## Begin Provided data

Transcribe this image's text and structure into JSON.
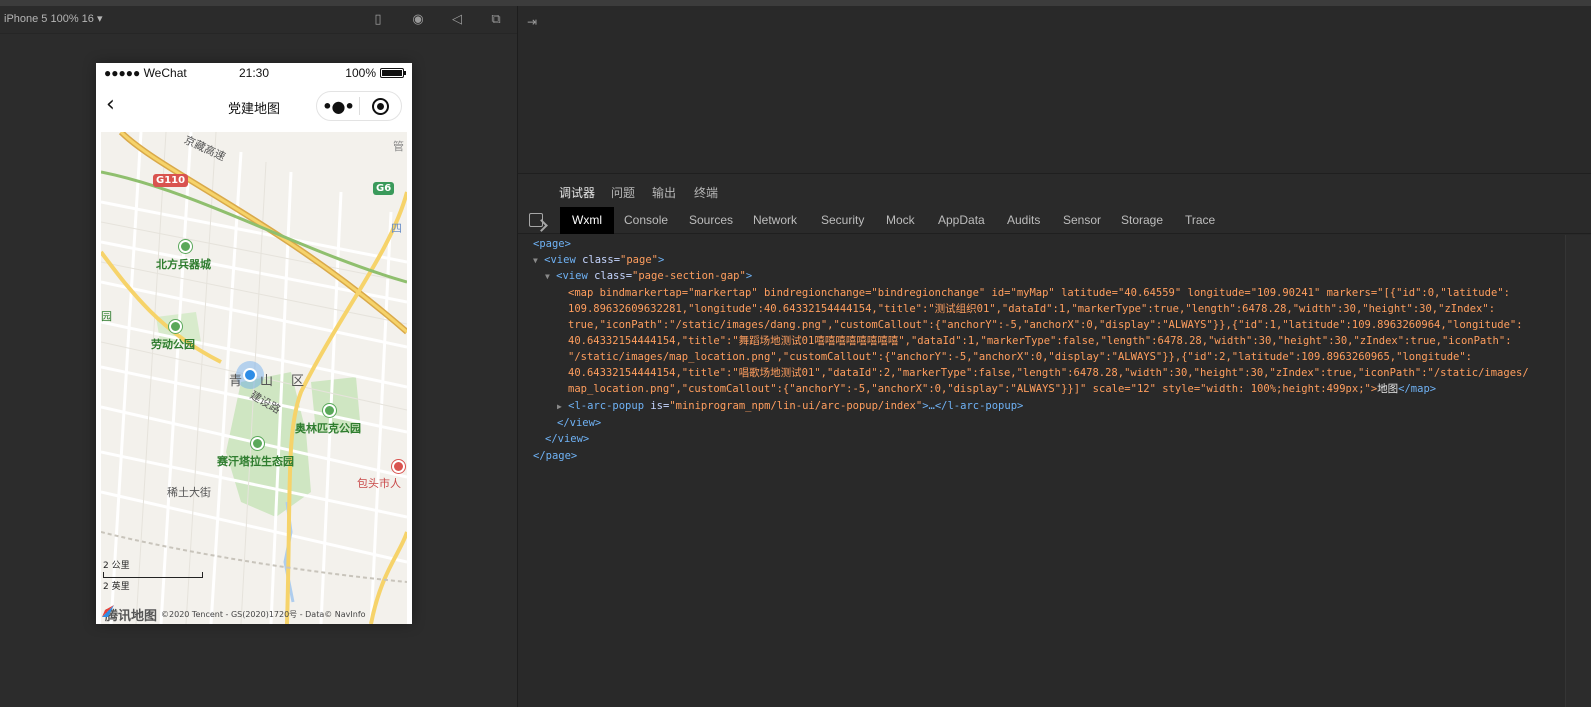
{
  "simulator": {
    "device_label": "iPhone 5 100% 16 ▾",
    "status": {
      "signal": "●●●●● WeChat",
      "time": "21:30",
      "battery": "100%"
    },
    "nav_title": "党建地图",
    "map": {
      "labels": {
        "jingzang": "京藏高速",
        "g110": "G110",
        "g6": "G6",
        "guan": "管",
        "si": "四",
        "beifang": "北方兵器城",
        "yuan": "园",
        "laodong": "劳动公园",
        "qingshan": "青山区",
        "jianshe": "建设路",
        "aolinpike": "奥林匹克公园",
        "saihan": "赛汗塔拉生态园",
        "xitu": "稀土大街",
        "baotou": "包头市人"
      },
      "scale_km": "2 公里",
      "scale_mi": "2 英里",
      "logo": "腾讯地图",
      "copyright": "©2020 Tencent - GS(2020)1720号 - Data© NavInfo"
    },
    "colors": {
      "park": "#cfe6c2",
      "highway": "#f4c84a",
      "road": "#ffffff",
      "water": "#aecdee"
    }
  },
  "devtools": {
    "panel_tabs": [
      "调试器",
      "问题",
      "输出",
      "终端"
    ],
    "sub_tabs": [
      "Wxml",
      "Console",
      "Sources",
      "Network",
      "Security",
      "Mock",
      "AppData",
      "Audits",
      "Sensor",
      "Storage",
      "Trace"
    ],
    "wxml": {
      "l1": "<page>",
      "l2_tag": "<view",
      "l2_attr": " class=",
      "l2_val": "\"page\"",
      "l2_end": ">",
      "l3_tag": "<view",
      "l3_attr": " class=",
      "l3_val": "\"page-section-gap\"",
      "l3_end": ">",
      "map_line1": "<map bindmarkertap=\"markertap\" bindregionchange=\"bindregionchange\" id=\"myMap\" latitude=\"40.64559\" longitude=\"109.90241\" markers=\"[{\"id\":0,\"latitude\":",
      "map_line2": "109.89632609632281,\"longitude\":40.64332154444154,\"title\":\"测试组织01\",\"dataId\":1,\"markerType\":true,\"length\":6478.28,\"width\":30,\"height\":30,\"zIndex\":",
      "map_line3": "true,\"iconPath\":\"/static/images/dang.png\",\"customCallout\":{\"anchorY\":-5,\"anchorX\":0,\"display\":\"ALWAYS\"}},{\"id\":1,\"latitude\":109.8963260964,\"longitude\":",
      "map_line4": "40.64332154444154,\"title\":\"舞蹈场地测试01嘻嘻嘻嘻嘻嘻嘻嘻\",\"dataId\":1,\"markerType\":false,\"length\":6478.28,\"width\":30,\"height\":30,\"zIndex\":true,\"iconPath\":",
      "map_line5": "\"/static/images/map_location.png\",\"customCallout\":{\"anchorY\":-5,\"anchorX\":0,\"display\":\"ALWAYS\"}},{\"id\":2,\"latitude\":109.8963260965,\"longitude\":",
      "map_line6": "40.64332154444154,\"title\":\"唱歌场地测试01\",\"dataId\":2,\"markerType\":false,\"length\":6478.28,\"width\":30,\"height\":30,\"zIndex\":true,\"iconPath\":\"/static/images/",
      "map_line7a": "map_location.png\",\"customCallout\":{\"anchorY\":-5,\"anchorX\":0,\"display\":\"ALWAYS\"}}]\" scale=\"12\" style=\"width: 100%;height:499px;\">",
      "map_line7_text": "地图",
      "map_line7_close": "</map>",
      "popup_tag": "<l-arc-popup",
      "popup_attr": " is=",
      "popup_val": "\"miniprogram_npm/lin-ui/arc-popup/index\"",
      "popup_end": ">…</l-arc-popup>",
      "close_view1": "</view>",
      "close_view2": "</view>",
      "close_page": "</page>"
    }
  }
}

## End Provided data

[Task brief]: Give every line above again exactly, with no pictures.

[Reply to the task]:
Transcribe this image's text and structure into JSON.
{
  "simulator": {
    "device_label": "iPhone 5 100% 16 ▾",
    "status": {
      "signal": "●●●●● WeChat",
      "time": "21:30",
      "battery": "100%"
    },
    "nav_title": "党建地图",
    "map": {
      "labels": {
        "jingzang": "京藏高速",
        "g110": "G110",
        "g6": "G6",
        "guan": "管",
        "si": "四",
        "beifang": "北方兵器城",
        "yuan": "园",
        "laodong": "劳动公园",
        "qingshan": "青山区",
        "jianshe": "建设路",
        "aolinpike": "奥林匹克公园",
        "saihan": "赛汗塔拉生态园",
        "xitu": "稀土大街",
        "baotou": "包头市人"
      },
      "scale_km": "2 公里",
      "scale_mi": "2 英里",
      "logo": "腾讯地图",
      "copyright": "©2020 Tencent - GS(2020)1720号 - Data© NavInfo"
    },
    "colors": {
      "park": "#cfe6c2",
      "highway": "#f4c84a",
      "road": "#ffffff",
      "water": "#aecdee"
    }
  },
  "devtools": {
    "panel_tabs": [
      "调试器",
      "问题",
      "输出",
      "终端"
    ],
    "sub_tabs": [
      "Wxml",
      "Console",
      "Sources",
      "Network",
      "Security",
      "Mock",
      "AppData",
      "Audits",
      "Sensor",
      "Storage",
      "Trace"
    ],
    "wxml": {
      "l1": "<page>",
      "l2_tag": "<view",
      "l2_attr": " class=",
      "l2_val": "\"page\"",
      "l2_end": ">",
      "l3_tag": "<view",
      "l3_attr": " class=",
      "l3_val": "\"page-section-gap\"",
      "l3_end": ">",
      "map_line1": "<map bindmarkertap=\"markertap\" bindregionchange=\"bindregionchange\" id=\"myMap\" latitude=\"40.64559\" longitude=\"109.90241\" markers=\"[{\"id\":0,\"latitude\":",
      "map_line2": "109.89632609632281,\"longitude\":40.64332154444154,\"title\":\"测试组织01\",\"dataId\":1,\"markerType\":true,\"length\":6478.28,\"width\":30,\"height\":30,\"zIndex\":",
      "map_line3": "true,\"iconPath\":\"/static/images/dang.png\",\"customCallout\":{\"anchorY\":-5,\"anchorX\":0,\"display\":\"ALWAYS\"}},{\"id\":1,\"latitude\":109.8963260964,\"longitude\":",
      "map_line4": "40.64332154444154,\"title\":\"舞蹈场地测试01嘻嘻嘻嘻嘻嘻嘻嘻\",\"dataId\":1,\"markerType\":false,\"length\":6478.28,\"width\":30,\"height\":30,\"zIndex\":true,\"iconPath\":",
      "map_line5": "\"/static/images/map_location.png\",\"customCallout\":{\"anchorY\":-5,\"anchorX\":0,\"display\":\"ALWAYS\"}},{\"id\":2,\"latitude\":109.8963260965,\"longitude\":",
      "map_line6": "40.64332154444154,\"title\":\"唱歌场地测试01\",\"dataId\":2,\"markerType\":false,\"length\":6478.28,\"width\":30,\"height\":30,\"zIndex\":true,\"iconPath\":\"/static/images/",
      "map_line7a": "map_location.png\",\"customCallout\":{\"anchorY\":-5,\"anchorX\":0,\"display\":\"ALWAYS\"}}]\" scale=\"12\" style=\"width: 100%;height:499px;\">",
      "map_line7_text": "地图",
      "map_line7_close": "</map>",
      "popup_tag": "<l-arc-popup",
      "popup_attr": " is=",
      "popup_val": "\"miniprogram_npm/lin-ui/arc-popup/index\"",
      "popup_end": ">…</l-arc-popup>",
      "close_view1": "</view>",
      "close_view2": "</view>",
      "close_page": "</page>"
    }
  }
}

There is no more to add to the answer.